Will you transcribe the entries that follow, exactly and in full?

--- Items ---

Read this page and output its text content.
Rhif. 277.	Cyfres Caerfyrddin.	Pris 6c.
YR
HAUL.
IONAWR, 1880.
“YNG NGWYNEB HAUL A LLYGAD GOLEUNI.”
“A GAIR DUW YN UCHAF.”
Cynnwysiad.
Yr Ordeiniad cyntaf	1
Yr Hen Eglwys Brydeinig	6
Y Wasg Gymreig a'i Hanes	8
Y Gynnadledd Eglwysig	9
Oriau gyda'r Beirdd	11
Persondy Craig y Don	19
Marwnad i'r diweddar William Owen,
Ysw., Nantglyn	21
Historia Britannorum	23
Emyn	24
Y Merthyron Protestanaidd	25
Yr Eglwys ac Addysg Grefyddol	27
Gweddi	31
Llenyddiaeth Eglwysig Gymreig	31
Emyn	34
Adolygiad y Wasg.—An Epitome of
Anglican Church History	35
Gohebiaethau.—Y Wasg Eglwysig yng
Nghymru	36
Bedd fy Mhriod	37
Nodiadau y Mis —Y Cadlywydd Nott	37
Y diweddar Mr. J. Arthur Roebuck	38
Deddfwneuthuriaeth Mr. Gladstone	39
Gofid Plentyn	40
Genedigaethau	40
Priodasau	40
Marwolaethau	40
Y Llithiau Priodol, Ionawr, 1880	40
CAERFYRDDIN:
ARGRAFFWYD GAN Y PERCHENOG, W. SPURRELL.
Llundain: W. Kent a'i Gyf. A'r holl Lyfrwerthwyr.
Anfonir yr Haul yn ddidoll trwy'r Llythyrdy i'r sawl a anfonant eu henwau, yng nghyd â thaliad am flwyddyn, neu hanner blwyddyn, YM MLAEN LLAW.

---

Answer for this exercise —
Read this page and output its text content.
Rhif. 277.	Cyfres Caerfyrddin.	Pris 6c.
YR
HAUL.
IONAWR, 1880.
“YNG NGWYNEB HAUL A LLYGAD GOLEUNI.”
“A GAIR DUW YN UCHAF.”
Cynnwysiad.
Yr Ordeiniad cyntaf	1
Yr Hen Eglwys Brydeinig	6
Y Wasg Gymreig a'i Hanes	8
Y Gynnadledd Eglwysig	9
Oriau gyda'r Beirdd	11
Persondy Craig y Don	19
Marwnad i'r diweddar William Owen,
Ysw., Nantglyn	21
Historia Britannorum	23
Emyn	24
Y Merthyron Protestanaidd	25
Yr Eglwys ac Addysg Grefyddol	27
Gweddi	31
Llenyddiaeth Eglwysig Gymreig	31
Emyn	34
Adolygiad y Wasg.—An Epitome of
Anglican Church History	35
Gohebiaethau.—Y Wasg Eglwysig yng
Nghymru	36
Bedd fy Mhriod	37
Nodiadau y Mis —Y Cadlywydd Nott	37
Y diweddar Mr. J. Arthur Roebuck	38
Deddfwneuthuriaeth Mr. Gladstone	39
Gofid Plentyn	40
Genedigaethau	40
Priodasau	40
Marwolaethau	40
Y Llithiau Priodol, Ionawr, 1880	40
CAERFYRDDIN:
ARGRAFFWYD GAN Y PERCHENOG, W. SPURRELL.
Llundain: W. Kent a'i Gyf. A'r holl Lyfrwerthwyr.
Anfonir yr Haul yn ddidoll trwy'r Llythyrdy i'r sawl a anfonant eu henwau, yng nghyd â thaliad am flwyddyn, neu hanner blwyddyn, YM MLAEN LLAW.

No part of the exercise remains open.